### AIM OF THE TASK
Set the listing down unchanged, minus every embedded image.
_____
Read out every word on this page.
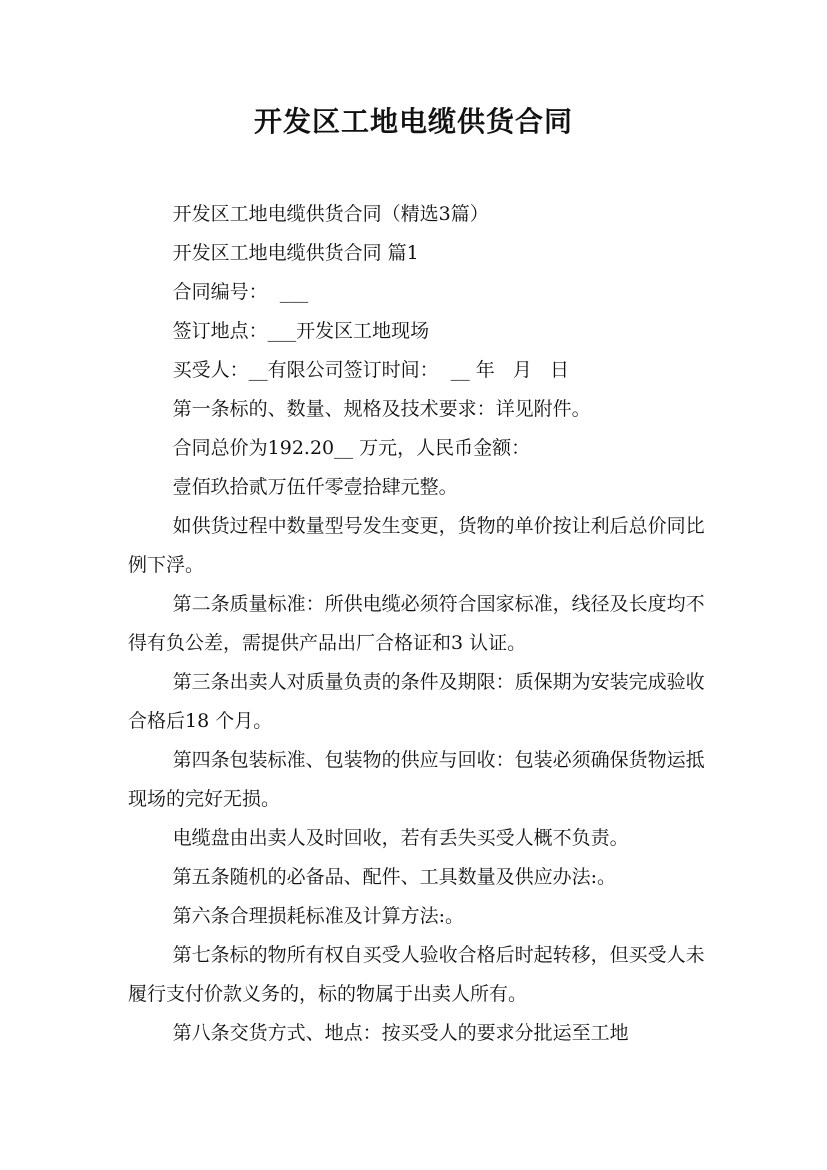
开发区工地电缆供货合同

开发区工地电缆供货合同（精选3篇）

开发区工地电缆供货合同 篇1

合同编号：  ___

签订地点：___开发区工地现场

买受人：__有限公司签订时间：  __ 年   月   日

第一条标的、数量、规格及技术要求：详见附件。

合同总价为192.20__ 万元，人民币金额：

壹佰玖拾贰万伍仟零壹拾肆元整。

如供货过程中数量型号发生变更，货物的单价按让利后总价同比例下浮。

第二条质量标准：所供电缆必须符合国家标准，线径及长度均不得有负公差，需提供产品出厂合格证和3 认证。

第三条出卖人对质量负责的条件及期限：质保期为安装完成验收合格后18 个月。

第四条包装标准、包装物的供应与回收：包装必须确保货物运抵现场的完好无损。

电缆盘由出卖人及时回收，若有丢失买受人概不负责。

第五条随机的必备品、配件、工具数量及供应办法:。

第六条合理损耗标准及计算方法:。

第七条标的物所有权自买受人验收合格后时起转移，但买受人未履行支付价款义务的，标的物属于出卖人所有。

第八条交货方式、地点：按买受人的要求分批运至工地
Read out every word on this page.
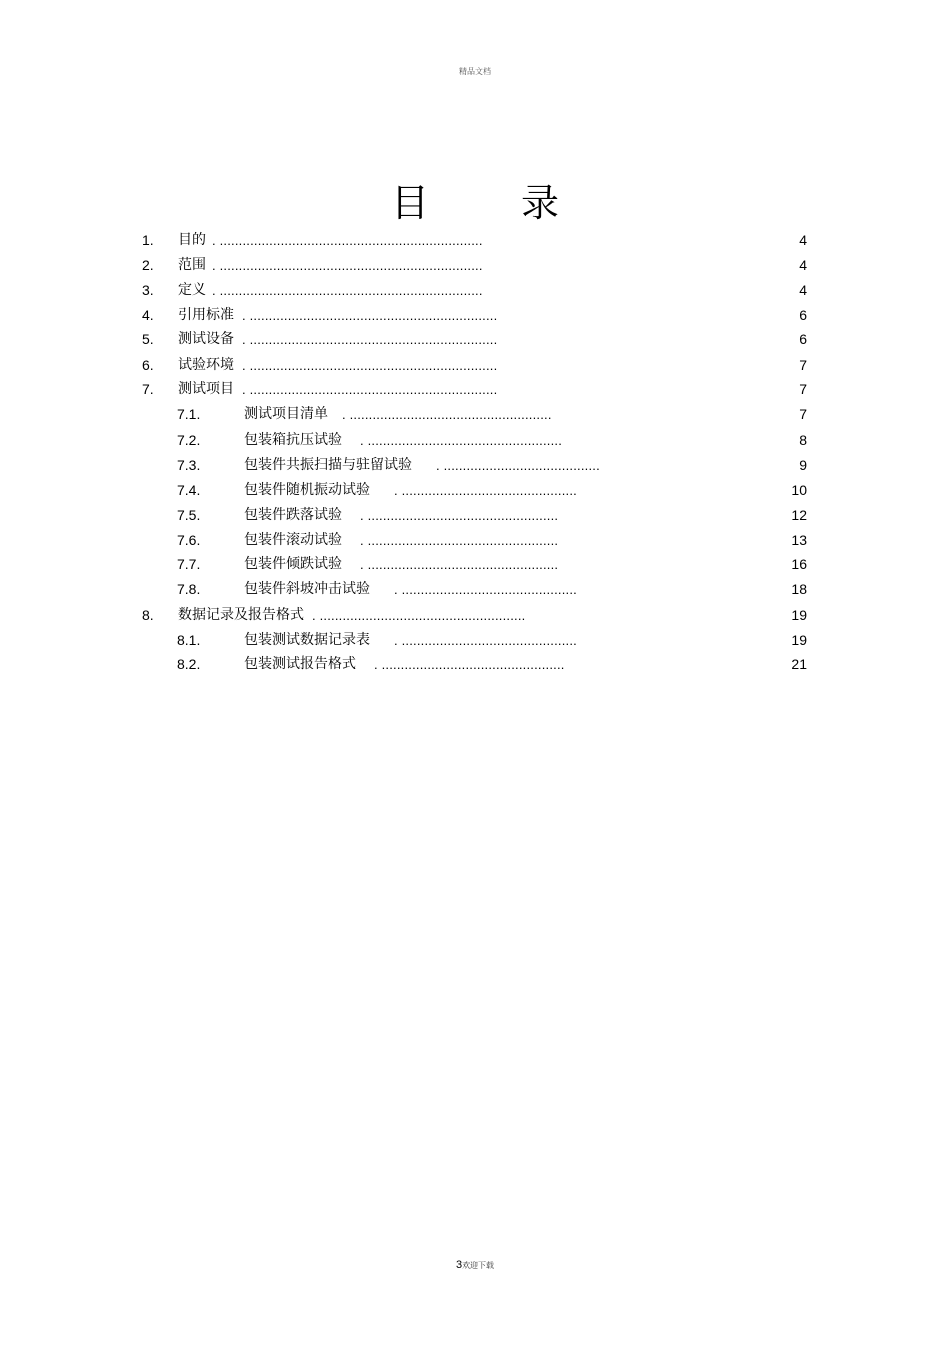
精品文档
目 录
1. 目的 . .....................................................................	4
2. 范围 . .....................................................................	4
3. 定义 . .....................................................................	4
4. 引用标准 . .................................................................	6
5. 测试设备 . .................................................................	6
6. 试验环境 . .................................................................	7
7. 测试项目 . .................................................................	7
7.1.	测试项目清单 . .....................................................	7
7.2.	包装箱抗压试验 . ...................................................	8
7.3.	包装件共振扫描与驻留试验 . .........................................	9
7.4.	包装件随机振动试验 . ..............................................	10
7.5.	包装件跌落试验 . ..................................................	12
7.6.	包装件滚动试验 . ..................................................	13
7.7.	包装件倾跌试验 . ..................................................	16
7.8.	包装件斜坡冲击试验 . ..............................................	18
8. 数据记录及报告格式 . ......................................................	19
8.1.	包装测试数据记录表 . ..............................................	19
8.2.	包装测试报告格式 . ................................................	21
3欢迎下载
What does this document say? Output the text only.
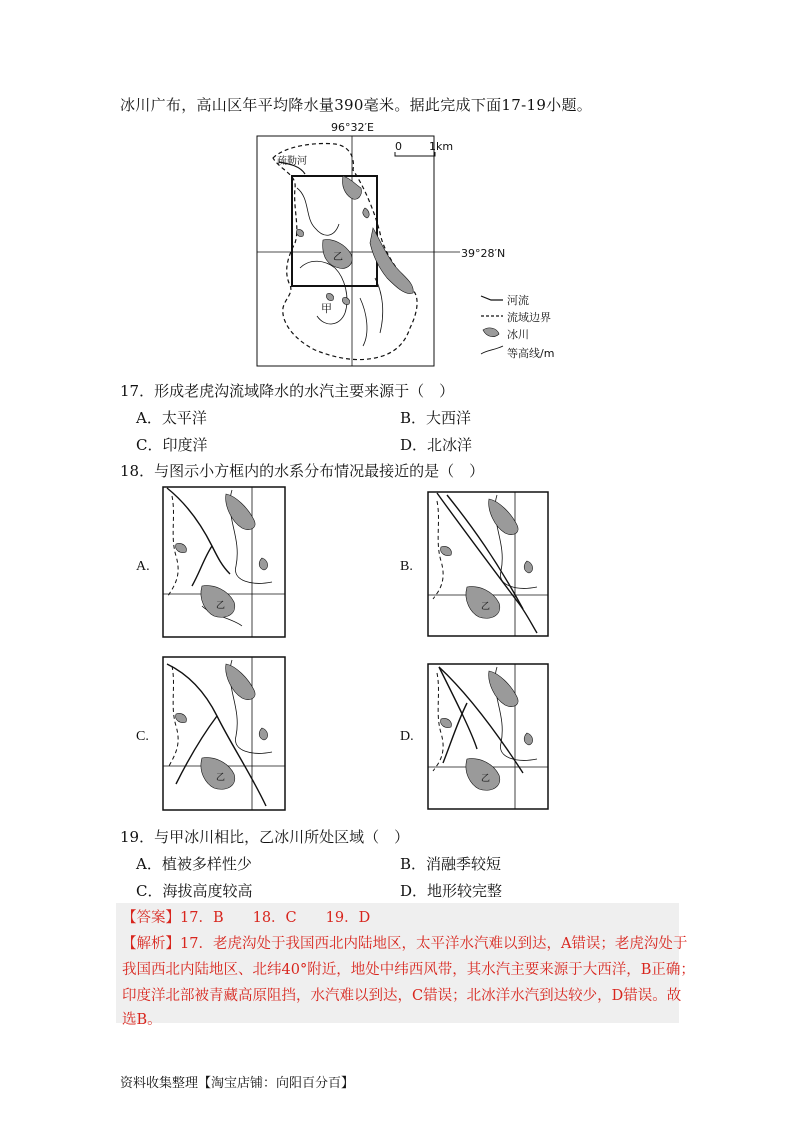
冰川广布，高山区年平均降水量390毫米。据此完成下面17-19小题。
96°32′E
39°28′N
0 1km
疏勒河
甲
乙
河流
流域边界
冰川
等高线/m
17．形成老虎沟流域降水的水汽主要来源于（　）
A．太平洋	B．大西洋
C．印度洋	D．北冰洋
18．与图示小方框内的水系分布情况最接近的是（　）
A.	B.
C.	D.
乙	乙
乙	乙
19．与甲冰川相比，乙冰川所处区域（　）
A．植被多样性少	B．消融季较短
C．海拔高度较高	D．地形较完整
【答案】17．B　　18．C　　19．D
【解析】17．老虎沟处于我国西北内陆地区，太平洋水汽难以到达，A错误；老虎沟处于
我国西北内陆地区、北纬40°附近，地处中纬西风带，其水汽主要来源于大西洋，B正确；
印度洋北部被青藏高原阻挡，水汽难以到达，C错误；北冰洋水汽到达较少，D错误。故
选B。
资料收集整理【淘宝店铺：向阳百分百】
_____
### SOLUTION TO THIS EXERCISE
Read out every word on this page.
开发区工地电缆供货合同

开发区工地电缆供货合同（精选3篇）

开发区工地电缆供货合同 篇1

合同编号：  ___

签订地点：___开发区工地现场

买受人：__有限公司签订时间：  __ 年   月   日

第一条标的、数量、规格及技术要求：详见附件。

合同总价为192.20__ 万元，人民币金额：

壹佰玖拾贰万伍仟零壹拾肆元整。

如供货过程中数量型号发生变更，货物的单价按让利后总价同比例下浮。

第二条质量标准：所供电缆必须符合国家标准，线径及长度均不得有负公差，需提供产品出厂合格证和3 认证。

第三条出卖人对质量负责的条件及期限：质保期为安装完成验收合格后18 个月。

第四条包装标准、包装物的供应与回收：包装必须确保货物运抵现场的完好无损。

电缆盘由出卖人及时回收，若有丢失买受人概不负责。

第五条随机的必备品、配件、工具数量及供应办法:。

第六条合理损耗标准及计算方法:。

第七条标的物所有权自买受人验收合格后时起转移，但买受人未履行支付价款义务的，标的物属于出卖人所有。

第八条交货方式、地点：按买受人的要求分批运至工地
Read out every word on this page.
精品文档
目 录
1. 目的 . .....................................................................	4
2. 范围 . .....................................................................	4
3. 定义 . .....................................................................	4
4. 引用标准 . .................................................................	6
5. 测试设备 . .................................................................	6
6. 试验环境 . .................................................................	7
7. 测试项目 . .................................................................	7
7.1.	测试项目清单 . .....................................................	7
7.2.	包装箱抗压试验 . ...................................................	8
7.3.	包装件共振扫描与驻留试验 . .........................................	9
7.4.	包装件随机振动试验 . ..............................................	10
7.5.	包装件跌落试验 . ..................................................	12
7.6.	包装件滚动试验 . ..................................................	13
7.7.	包装件倾跌试验 . ..................................................	16
7.8.	包装件斜坡冲击试验 . ..............................................	18
8. 数据记录及报告格式 . ......................................................	19
8.1.	包装测试数据记录表 . ..............................................	19
8.2.	包装测试报告格式 . ................................................	21
3欢迎下载
What does this document say? Output the text only.
冰川广布，高山区年平均降水量390毫米。据此完成下面17-19小题。
96°32′E
39°28′N
0 1km
疏勒河
甲
乙
河流
流域边界
冰川
等高线/m
17．形成老虎沟流域降水的水汽主要来源于（　）
A．太平洋	B．大西洋
C．印度洋	D．北冰洋
18．与图示小方框内的水系分布情况最接近的是（　）
A.	B.
C.	D.
乙	乙
乙	乙
19．与甲冰川相比，乙冰川所处区域（　）
A．植被多样性少	B．消融季较短
C．海拔高度较高	D．地形较完整
【答案】17．B　　18．C　　19．D
【解析】17．老虎沟处于我国西北内陆地区，太平洋水汽难以到达，A错误；老虎沟处于
我国西北内陆地区、北纬40°附近，地处中纬西风带，其水汽主要来源于大西洋，B正确；
印度洋北部被青藏高原阻挡，水汽难以到达，C错误；北冰洋水汽到达较少，D错误。故
选B。
资料收集整理【淘宝店铺：向阳百分百】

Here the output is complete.